**Work instructions**. Would you return the complete listing below word for word?

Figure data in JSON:
= = =

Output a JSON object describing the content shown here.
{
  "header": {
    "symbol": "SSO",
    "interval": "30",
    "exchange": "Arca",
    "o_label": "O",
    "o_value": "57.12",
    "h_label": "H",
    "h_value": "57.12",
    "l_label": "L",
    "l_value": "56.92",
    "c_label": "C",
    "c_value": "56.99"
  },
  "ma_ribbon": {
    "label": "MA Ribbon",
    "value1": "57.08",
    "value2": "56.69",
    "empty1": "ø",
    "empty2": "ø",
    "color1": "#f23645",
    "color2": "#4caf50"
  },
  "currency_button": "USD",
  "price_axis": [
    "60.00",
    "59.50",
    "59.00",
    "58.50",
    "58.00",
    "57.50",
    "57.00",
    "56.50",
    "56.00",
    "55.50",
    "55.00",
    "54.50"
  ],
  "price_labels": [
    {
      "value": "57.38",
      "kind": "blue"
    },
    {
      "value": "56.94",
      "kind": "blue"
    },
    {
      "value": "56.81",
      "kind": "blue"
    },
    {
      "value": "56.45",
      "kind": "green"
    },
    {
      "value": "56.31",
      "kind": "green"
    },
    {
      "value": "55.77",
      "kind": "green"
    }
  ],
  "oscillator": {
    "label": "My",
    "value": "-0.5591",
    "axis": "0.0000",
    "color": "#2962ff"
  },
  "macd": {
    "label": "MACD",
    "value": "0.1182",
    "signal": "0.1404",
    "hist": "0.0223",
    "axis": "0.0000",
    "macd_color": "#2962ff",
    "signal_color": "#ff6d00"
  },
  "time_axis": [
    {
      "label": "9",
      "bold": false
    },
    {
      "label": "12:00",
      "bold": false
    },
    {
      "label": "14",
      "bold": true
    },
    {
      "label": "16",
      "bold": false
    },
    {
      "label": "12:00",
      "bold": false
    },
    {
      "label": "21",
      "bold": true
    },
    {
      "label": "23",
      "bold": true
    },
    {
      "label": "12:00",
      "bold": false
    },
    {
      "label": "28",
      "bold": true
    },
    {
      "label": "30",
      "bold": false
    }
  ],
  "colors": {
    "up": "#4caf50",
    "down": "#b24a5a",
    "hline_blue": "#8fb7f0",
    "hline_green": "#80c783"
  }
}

= = =

**Expected answer**.
Output a JSON object describing the content shown here.
{
  "header": {
    "symbol": "SSO",
    "interval": "30",
    "exchange": "Arca",
    "o_label": "O",
    "o_value": "57.12",
    "h_label": "H",
    "h_value": "57.12",
    "l_label": "L",
    "l_value": "56.92",
    "c_label": "C",
    "c_value": "56.99"
  },
  "ma_ribbon": {
    "label": "MA Ribbon",
    "value1": "57.08",
    "value2": "56.69",
    "empty1": "ø",
    "empty2": "ø",
    "color1": "#f23645",
    "color2": "#4caf50"
  },
  "currency_button": "USD",
  "price_axis": [
    "60.00",
    "59.50",
    "59.00",
    "58.50",
    "58.00",
    "57.50",
    "57.00",
    "56.50",
    "56.00",
    "55.50",
    "55.00",
    "54.50"
  ],
  "price_labels": [
    {
      "value": "57.38",
      "kind": "blue"
    },
    {
      "value": "56.94",
      "kind": "blue"
    },
    {
      "value": "56.81",
      "kind": "blue"
    },
    {
      "value": "56.45",
      "kind": "green"
    },
    {
      "value": "56.31",
      "kind": "green"
    },
    {
      "value": "55.77",
      "kind": "green"
    }
  ],
  "oscillator": {
    "label": "My",
    "value": "-0.5591",
    "axis": "0.0000",
    "color": "#2962ff"
  },
  "macd": {
    "label": "MACD",
    "value": "0.1182",
    "signal": "0.1404",
    "hist": "0.0223",
    "axis": "0.0000",
    "macd_color": "#2962ff",
    "signal_color": "#ff6d00"
  },
  "time_axis": [
    {
      "label": "9",
      "bold": false
    },
    {
      "label": "12:00",
      "bold": false
    },
    {
      "label": "14",
      "bold": true
    },
    {
      "label": "16",
      "bold": false
    },
    {
      "label": "12:00",
      "bold": false
    },
    {
      "label": "21",
      "bold": true
    },
    {
      "label": "23",
      "bold": true
    },
    {
      "label": "12:00",
      "bold": false
    },
    {
      "label": "28",
      "bold": true
    },
    {
      "label": "30",
      "bold": false
    }
  ],
  "colors": {
    "up": "#4caf50",
    "down": "#b24a5a",
    "hline_blue": "#8fb7f0",
    "hline_green": "#80c783"
  }
}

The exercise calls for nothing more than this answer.